→ Work instructions:
Go through the records and show each line where the word "user" occurs.

[Begin Data for the task]

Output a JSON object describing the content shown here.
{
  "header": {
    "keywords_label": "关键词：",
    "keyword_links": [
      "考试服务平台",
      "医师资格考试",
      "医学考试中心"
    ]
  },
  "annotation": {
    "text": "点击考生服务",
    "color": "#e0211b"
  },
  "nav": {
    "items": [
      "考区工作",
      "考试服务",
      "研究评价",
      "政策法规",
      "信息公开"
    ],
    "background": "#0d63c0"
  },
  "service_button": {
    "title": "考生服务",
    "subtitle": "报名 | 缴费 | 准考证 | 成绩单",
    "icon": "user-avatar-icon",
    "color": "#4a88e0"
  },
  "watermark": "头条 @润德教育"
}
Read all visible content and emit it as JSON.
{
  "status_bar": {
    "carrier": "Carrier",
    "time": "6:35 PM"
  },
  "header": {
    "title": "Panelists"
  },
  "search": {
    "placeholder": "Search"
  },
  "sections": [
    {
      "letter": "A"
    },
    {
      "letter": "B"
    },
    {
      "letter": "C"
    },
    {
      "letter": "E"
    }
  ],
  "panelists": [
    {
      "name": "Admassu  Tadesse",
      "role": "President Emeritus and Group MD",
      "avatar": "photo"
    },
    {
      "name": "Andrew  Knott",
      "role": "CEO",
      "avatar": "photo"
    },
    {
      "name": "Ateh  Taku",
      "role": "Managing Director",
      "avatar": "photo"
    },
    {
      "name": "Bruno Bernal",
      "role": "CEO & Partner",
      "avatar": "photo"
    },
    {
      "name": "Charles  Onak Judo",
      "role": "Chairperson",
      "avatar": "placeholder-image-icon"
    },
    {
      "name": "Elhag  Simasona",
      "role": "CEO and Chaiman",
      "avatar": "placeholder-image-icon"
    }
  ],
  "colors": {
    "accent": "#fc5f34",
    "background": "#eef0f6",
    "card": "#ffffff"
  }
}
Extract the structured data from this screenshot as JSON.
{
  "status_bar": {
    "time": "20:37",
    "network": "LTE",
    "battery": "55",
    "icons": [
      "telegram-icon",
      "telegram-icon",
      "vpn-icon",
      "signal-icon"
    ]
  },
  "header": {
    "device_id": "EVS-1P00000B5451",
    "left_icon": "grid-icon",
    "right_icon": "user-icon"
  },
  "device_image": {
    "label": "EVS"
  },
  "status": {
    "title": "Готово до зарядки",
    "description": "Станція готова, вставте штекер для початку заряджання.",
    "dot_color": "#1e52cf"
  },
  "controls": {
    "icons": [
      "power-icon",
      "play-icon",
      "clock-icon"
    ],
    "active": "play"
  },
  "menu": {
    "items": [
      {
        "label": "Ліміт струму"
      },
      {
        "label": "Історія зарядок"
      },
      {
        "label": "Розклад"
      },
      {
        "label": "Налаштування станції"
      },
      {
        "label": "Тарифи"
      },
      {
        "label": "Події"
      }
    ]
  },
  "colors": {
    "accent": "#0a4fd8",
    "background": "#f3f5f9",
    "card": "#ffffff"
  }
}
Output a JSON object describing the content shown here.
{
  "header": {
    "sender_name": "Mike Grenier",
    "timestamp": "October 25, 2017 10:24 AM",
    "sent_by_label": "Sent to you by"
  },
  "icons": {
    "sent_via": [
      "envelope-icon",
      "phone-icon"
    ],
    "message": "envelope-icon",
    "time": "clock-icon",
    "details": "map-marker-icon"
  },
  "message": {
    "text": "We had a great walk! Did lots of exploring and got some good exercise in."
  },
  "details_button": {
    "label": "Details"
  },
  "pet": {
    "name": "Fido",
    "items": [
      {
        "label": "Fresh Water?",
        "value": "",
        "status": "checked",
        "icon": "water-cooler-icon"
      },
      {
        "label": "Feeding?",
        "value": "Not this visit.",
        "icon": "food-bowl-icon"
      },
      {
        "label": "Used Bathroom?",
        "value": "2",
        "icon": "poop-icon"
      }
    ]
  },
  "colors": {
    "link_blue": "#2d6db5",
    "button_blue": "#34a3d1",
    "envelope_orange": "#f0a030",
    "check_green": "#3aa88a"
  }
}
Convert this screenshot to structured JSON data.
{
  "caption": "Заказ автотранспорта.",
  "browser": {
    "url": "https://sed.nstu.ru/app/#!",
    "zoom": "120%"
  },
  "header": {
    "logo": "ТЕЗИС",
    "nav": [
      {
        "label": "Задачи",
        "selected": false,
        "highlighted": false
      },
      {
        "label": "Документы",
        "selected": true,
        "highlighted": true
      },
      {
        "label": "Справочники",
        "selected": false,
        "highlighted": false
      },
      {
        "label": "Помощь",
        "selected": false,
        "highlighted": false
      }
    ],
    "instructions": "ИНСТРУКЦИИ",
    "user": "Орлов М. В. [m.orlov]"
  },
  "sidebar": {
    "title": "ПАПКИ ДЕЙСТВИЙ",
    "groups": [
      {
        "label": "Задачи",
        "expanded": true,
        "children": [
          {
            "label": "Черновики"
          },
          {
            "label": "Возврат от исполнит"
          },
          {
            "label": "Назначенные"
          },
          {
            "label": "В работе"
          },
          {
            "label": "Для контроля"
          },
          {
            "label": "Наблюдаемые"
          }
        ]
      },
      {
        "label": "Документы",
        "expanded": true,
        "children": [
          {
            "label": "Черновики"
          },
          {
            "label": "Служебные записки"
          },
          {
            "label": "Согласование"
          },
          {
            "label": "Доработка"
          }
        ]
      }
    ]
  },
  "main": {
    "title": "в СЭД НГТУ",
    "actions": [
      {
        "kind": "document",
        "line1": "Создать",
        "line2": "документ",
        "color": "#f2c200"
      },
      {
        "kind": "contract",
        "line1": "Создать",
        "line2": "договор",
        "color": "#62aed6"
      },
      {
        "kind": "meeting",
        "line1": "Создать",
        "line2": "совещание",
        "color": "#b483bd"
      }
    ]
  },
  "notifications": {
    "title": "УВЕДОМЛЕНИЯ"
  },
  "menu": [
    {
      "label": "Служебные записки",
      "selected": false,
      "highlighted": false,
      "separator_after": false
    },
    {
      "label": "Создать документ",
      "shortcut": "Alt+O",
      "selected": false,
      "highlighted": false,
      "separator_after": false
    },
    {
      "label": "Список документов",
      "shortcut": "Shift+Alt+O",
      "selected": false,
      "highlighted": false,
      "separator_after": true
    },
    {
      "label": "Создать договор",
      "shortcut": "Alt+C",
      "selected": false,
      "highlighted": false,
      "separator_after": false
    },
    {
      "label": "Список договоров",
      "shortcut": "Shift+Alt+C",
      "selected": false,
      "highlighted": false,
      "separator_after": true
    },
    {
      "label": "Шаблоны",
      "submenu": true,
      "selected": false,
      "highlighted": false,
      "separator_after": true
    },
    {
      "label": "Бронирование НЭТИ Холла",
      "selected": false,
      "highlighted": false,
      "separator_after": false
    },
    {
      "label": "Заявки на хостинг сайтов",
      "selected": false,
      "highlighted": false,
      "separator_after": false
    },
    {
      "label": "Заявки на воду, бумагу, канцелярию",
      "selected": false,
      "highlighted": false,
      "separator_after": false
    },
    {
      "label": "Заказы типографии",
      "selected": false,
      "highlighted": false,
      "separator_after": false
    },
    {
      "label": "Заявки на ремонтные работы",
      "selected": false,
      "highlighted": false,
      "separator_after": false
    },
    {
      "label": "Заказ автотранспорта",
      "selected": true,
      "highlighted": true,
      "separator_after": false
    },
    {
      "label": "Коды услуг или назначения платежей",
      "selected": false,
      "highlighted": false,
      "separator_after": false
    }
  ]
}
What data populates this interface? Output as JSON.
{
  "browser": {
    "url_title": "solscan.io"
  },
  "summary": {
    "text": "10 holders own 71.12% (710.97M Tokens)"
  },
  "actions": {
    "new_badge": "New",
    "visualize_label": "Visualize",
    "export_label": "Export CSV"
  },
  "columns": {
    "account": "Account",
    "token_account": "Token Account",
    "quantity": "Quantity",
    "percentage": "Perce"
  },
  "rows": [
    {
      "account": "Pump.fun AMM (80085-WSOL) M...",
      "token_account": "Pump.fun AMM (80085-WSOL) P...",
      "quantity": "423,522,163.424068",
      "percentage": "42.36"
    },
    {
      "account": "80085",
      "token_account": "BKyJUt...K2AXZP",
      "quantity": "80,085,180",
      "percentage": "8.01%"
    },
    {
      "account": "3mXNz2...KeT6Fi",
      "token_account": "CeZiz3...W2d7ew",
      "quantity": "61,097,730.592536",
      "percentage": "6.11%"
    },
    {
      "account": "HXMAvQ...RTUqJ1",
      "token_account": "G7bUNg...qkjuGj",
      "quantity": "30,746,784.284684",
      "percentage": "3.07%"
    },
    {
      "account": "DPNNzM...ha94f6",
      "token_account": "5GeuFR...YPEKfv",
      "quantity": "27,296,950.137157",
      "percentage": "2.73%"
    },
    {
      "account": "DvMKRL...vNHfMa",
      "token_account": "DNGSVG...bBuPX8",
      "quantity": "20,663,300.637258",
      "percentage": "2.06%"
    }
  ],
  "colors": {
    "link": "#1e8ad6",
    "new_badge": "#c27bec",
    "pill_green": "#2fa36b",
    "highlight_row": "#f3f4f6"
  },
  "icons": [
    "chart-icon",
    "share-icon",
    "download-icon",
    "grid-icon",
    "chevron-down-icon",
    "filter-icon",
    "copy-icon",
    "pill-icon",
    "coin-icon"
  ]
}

[End Data for the task]

→ Full answer:
    "icon": "user-avatar-icon",
    "right_icon": "user-icon"
    "user": "Орлов М. В. [m.orlov]"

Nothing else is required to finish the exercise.